• [Request]: In the material below, find every line with "Fondamenti" and pull it out.

• [Extracted entries]:
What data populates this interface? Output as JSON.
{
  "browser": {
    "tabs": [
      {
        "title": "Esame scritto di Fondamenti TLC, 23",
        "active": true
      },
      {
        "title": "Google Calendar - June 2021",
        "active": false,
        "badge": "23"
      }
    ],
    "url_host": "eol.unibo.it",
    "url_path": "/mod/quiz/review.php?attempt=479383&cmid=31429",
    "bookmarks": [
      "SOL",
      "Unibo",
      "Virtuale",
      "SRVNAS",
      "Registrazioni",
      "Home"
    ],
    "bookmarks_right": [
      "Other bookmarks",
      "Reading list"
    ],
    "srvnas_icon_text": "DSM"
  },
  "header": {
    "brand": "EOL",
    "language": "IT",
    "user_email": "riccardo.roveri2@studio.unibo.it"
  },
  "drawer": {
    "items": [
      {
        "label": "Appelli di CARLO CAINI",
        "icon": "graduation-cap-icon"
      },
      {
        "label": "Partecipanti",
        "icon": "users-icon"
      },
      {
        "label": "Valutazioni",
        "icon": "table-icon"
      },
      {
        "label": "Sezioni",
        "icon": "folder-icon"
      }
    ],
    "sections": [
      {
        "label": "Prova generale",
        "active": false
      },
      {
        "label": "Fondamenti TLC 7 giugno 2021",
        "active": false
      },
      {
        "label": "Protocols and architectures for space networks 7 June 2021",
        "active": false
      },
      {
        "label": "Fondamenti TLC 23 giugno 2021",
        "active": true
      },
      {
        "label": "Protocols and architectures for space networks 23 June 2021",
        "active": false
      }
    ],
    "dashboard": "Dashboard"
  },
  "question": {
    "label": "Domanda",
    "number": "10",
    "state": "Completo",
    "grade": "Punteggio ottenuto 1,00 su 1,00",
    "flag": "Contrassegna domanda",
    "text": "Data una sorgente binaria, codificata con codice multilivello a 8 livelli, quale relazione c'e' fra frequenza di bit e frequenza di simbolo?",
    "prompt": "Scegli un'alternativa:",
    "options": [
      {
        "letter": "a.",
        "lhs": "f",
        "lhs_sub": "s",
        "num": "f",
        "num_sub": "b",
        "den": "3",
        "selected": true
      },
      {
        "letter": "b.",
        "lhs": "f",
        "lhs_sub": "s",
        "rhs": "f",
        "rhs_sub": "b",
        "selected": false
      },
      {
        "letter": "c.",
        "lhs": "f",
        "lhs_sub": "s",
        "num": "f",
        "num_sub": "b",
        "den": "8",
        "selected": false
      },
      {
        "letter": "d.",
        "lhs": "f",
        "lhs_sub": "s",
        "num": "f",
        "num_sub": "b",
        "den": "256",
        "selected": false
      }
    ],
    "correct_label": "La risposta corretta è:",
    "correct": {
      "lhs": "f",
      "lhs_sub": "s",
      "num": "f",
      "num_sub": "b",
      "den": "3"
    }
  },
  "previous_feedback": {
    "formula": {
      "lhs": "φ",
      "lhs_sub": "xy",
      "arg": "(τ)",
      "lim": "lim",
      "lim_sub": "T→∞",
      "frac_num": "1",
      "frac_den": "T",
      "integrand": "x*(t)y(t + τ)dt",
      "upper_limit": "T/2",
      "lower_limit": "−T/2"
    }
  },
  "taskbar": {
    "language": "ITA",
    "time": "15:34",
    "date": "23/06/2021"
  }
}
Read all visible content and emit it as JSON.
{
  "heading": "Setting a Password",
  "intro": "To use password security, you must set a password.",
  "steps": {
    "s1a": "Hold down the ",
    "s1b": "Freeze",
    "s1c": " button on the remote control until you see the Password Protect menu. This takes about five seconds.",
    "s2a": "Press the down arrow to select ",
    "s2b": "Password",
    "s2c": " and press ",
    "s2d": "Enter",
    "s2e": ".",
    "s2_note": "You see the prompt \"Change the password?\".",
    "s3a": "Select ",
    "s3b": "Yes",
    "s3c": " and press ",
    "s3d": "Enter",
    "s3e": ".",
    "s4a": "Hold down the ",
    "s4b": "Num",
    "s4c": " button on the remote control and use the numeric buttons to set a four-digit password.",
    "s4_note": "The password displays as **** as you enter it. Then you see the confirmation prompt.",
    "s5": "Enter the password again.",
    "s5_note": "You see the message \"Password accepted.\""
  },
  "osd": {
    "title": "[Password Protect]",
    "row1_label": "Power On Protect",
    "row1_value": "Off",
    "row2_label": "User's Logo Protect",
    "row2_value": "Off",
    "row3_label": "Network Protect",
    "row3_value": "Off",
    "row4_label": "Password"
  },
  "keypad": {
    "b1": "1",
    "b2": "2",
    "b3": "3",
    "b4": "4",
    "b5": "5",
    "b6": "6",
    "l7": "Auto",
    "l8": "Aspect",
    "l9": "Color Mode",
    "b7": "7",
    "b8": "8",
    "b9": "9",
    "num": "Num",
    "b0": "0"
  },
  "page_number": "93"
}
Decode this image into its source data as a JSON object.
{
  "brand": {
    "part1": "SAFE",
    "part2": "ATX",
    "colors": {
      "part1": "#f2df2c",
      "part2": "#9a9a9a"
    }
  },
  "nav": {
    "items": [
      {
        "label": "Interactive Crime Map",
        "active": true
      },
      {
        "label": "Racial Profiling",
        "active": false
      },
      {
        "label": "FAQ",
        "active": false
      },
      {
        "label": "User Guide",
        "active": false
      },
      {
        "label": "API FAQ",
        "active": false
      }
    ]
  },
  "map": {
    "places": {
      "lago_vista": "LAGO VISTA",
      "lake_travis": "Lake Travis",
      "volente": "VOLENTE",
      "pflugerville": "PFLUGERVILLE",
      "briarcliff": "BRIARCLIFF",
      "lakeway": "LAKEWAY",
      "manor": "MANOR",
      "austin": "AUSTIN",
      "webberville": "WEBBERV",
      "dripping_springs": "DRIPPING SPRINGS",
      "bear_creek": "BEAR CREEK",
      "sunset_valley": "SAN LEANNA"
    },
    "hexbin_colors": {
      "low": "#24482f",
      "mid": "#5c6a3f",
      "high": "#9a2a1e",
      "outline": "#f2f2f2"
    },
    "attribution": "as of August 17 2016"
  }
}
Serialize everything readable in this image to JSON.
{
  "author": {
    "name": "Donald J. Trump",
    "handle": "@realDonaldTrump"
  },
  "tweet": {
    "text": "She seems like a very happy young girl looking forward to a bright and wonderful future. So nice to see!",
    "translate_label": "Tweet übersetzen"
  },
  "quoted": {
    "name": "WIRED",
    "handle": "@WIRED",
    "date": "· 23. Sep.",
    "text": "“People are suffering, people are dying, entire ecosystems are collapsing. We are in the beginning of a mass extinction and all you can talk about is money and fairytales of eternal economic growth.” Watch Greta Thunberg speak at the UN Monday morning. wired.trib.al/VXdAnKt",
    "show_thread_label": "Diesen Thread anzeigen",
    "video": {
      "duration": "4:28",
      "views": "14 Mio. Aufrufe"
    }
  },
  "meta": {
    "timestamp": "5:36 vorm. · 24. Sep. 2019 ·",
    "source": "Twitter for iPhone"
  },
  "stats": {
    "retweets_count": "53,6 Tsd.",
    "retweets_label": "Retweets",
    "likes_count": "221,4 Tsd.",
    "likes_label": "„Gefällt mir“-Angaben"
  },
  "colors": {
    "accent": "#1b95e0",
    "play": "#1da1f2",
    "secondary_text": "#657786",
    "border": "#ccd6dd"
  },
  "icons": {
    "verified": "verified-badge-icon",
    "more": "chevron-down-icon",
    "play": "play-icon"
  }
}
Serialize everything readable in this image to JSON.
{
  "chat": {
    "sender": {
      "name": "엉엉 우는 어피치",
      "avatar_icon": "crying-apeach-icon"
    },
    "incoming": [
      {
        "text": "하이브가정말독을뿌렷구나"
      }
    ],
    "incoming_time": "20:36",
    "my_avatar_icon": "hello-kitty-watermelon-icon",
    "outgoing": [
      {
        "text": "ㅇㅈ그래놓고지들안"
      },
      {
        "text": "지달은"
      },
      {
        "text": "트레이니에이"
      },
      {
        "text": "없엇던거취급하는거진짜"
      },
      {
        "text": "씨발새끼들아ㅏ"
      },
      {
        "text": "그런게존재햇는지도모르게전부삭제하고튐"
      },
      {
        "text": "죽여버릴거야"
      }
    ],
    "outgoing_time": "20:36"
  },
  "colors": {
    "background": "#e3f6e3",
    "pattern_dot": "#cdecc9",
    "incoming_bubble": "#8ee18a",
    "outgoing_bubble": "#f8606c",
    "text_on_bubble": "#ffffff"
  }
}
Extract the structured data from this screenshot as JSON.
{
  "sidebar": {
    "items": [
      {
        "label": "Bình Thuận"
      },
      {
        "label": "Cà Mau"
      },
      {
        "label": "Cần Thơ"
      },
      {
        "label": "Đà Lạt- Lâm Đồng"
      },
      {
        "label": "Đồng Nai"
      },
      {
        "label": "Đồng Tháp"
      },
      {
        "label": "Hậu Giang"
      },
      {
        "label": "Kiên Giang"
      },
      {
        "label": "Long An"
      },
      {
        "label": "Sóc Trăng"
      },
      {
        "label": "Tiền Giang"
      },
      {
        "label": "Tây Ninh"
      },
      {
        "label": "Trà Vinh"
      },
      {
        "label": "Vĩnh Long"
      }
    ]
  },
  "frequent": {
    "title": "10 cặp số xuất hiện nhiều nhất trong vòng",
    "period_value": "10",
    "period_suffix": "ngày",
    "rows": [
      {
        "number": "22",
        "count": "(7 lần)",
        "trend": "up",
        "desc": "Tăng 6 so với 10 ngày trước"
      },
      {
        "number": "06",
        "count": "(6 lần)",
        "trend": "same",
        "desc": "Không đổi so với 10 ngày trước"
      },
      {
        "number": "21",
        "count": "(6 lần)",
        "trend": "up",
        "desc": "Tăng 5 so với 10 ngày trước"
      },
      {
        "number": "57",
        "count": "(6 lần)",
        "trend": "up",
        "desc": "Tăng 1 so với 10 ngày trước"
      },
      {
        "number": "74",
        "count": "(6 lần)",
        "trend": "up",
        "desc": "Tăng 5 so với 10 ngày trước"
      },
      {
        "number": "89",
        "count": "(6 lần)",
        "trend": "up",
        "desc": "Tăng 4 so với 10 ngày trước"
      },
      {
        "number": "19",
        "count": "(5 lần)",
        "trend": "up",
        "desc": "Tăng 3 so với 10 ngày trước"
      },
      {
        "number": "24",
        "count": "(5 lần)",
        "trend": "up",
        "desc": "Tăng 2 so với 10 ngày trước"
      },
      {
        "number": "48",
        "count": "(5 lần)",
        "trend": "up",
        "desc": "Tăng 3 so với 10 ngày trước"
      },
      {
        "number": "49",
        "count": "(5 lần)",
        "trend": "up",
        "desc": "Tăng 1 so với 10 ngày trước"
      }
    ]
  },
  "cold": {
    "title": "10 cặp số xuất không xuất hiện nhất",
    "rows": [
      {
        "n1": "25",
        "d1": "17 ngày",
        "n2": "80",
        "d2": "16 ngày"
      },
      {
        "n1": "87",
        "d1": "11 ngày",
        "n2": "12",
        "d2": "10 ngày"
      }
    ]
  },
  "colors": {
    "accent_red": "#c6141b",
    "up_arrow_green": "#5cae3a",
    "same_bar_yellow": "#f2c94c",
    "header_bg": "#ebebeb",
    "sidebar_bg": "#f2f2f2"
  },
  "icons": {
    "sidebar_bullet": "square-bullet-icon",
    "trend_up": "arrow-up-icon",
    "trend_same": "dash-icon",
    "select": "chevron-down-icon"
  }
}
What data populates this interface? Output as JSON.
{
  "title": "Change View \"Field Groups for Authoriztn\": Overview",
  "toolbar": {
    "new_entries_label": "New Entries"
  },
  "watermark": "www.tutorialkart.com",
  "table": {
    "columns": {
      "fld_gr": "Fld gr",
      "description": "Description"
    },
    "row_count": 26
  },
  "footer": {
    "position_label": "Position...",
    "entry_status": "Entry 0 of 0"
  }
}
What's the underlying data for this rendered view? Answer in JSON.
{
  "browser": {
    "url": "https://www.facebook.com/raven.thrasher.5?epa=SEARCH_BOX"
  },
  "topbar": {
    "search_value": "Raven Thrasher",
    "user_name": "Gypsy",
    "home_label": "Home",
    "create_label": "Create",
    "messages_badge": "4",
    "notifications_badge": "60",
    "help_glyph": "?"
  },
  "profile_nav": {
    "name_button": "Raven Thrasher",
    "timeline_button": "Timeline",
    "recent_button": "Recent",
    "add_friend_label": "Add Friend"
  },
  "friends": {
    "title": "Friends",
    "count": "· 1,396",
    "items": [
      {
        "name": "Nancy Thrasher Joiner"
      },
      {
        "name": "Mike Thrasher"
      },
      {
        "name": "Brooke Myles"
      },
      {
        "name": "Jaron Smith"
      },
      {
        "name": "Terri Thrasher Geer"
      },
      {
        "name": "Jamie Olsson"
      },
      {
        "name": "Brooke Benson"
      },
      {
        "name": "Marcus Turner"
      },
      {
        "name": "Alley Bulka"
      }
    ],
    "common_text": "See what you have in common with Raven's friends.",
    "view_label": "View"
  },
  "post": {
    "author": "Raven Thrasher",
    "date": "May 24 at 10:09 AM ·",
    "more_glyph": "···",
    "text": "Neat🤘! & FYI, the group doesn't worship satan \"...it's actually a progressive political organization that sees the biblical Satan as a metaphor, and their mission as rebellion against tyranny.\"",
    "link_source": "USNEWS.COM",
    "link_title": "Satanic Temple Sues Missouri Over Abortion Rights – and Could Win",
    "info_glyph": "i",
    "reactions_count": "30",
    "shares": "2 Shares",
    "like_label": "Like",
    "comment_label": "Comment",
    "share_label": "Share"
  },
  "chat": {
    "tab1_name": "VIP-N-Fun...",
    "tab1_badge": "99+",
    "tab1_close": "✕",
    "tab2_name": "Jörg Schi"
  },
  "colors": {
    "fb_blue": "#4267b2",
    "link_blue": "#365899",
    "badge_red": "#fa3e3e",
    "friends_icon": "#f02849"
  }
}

• [Correct answer]:
        "title": "Esame scritto di Fondamenti TLC, 23",
        "label": "Fondamenti TLC 7 giugno 2021",
        "label": "Fondamenti TLC 23 giugno 2021",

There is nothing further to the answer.